* WORK TO BE COMPLETED
Give the listing again character for character, but drop the images.

Stored records
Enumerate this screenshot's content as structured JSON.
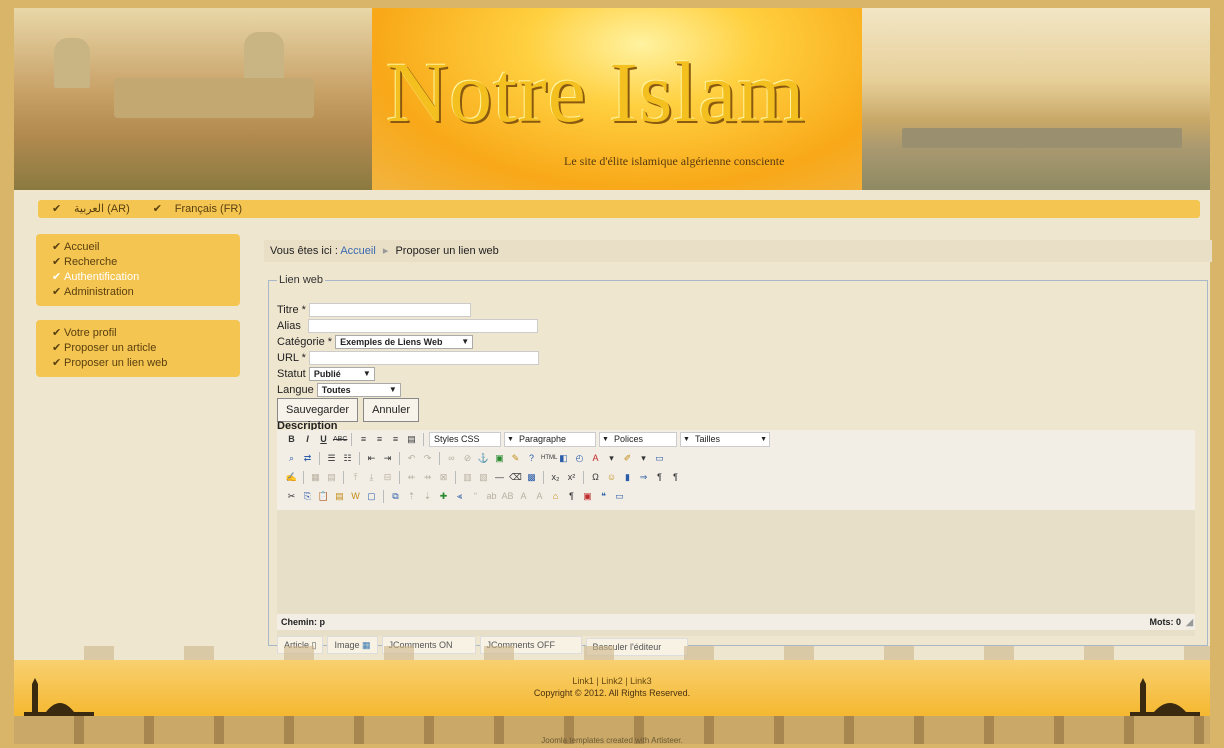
{
  "header": {
    "title": "Notre Islam",
    "tagline": "Le site d'élite islamique algérienne consciente"
  },
  "languages": [
    {
      "label": "العربية (AR)"
    },
    {
      "label": "Français (FR)"
    }
  ],
  "menu_main": [
    {
      "label": "Accueil",
      "active": false
    },
    {
      "label": "Recherche",
      "active": false
    },
    {
      "label": "Authentification",
      "active": true
    },
    {
      "label": "Administration",
      "active": false
    }
  ],
  "menu_user": [
    {
      "label": "Votre profil"
    },
    {
      "label": "Proposer un article"
    },
    {
      "label": "Proposer un lien web"
    }
  ],
  "breadcrumb": {
    "prefix": "Vous êtes ici :",
    "home": "Accueil",
    "current": "Proposer un lien web"
  },
  "form": {
    "legend": "Lien web",
    "titre_label": "Titre *",
    "titre_value": "",
    "alias_label": "Alias",
    "alias_value": "",
    "categorie_label": "Catégorie *",
    "categorie_value": "Exemples de Liens Web",
    "url_label": "URL *",
    "url_value": "",
    "statut_label": "Statut",
    "statut_value": "Publié",
    "langue_label": "Langue",
    "langue_value": "Toutes",
    "save_label": "Sauvegarder",
    "cancel_label": "Annuler",
    "description_label": "Description"
  },
  "editor": {
    "styles_select": "Styles CSS",
    "format_select": "Paragraphe",
    "font_select": "Polices",
    "size_select": "Tailles",
    "path_label": "Chemin: p",
    "word_count": "Mots: 0",
    "buttons": [
      {
        "label": "Article"
      },
      {
        "label": "Image"
      },
      {
        "label": "JComments ON"
      },
      {
        "label": "JComments OFF"
      },
      {
        "label": "Basculer l'éditeur"
      }
    ]
  },
  "footer": {
    "links": "Link1 | Link2 | Link3",
    "copyright": "Copyright © 2012. All Rights Reserved.",
    "credit": "Joomla templates created with Artisteer."
  }
}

* RESULT BELOW
Enumerate this screenshot's content as structured JSON.
{
  "header": {
    "title": "Notre Islam",
    "tagline": "Le site d'élite islamique algérienne consciente"
  },
  "languages": [
    {
      "label": "العربية (AR)"
    },
    {
      "label": "Français (FR)"
    }
  ],
  "menu_main": [
    {
      "label": "Accueil",
      "active": false
    },
    {
      "label": "Recherche",
      "active": false
    },
    {
      "label": "Authentification",
      "active": true
    },
    {
      "label": "Administration",
      "active": false
    }
  ],
  "menu_user": [
    {
      "label": "Votre profil"
    },
    {
      "label": "Proposer un article"
    },
    {
      "label": "Proposer un lien web"
    }
  ],
  "breadcrumb": {
    "prefix": "Vous êtes ici :",
    "home": "Accueil",
    "current": "Proposer un lien web"
  },
  "form": {
    "legend": "Lien web",
    "titre_label": "Titre *",
    "titre_value": "",
    "alias_label": "Alias",
    "alias_value": "",
    "categorie_label": "Catégorie *",
    "categorie_value": "Exemples de Liens Web",
    "url_label": "URL *",
    "url_value": "",
    "statut_label": "Statut",
    "statut_value": "Publié",
    "langue_label": "Langue",
    "langue_value": "Toutes",
    "save_label": "Sauvegarder",
    "cancel_label": "Annuler",
    "description_label": "Description"
  },
  "editor": {
    "styles_select": "Styles CSS",
    "format_select": "Paragraphe",
    "font_select": "Polices",
    "size_select": "Tailles",
    "path_label": "Chemin: p",
    "word_count": "Mots: 0",
    "buttons": [
      {
        "label": "Article"
      },
      {
        "label": "Image"
      },
      {
        "label": "JComments ON"
      },
      {
        "label": "JComments OFF"
      },
      {
        "label": "Basculer l'éditeur"
      }
    ]
  },
  "footer": {
    "links": "Link1 | Link2 | Link3",
    "copyright": "Copyright © 2012. All Rights Reserved.",
    "credit": "Joomla templates created with Artisteer."
  }
}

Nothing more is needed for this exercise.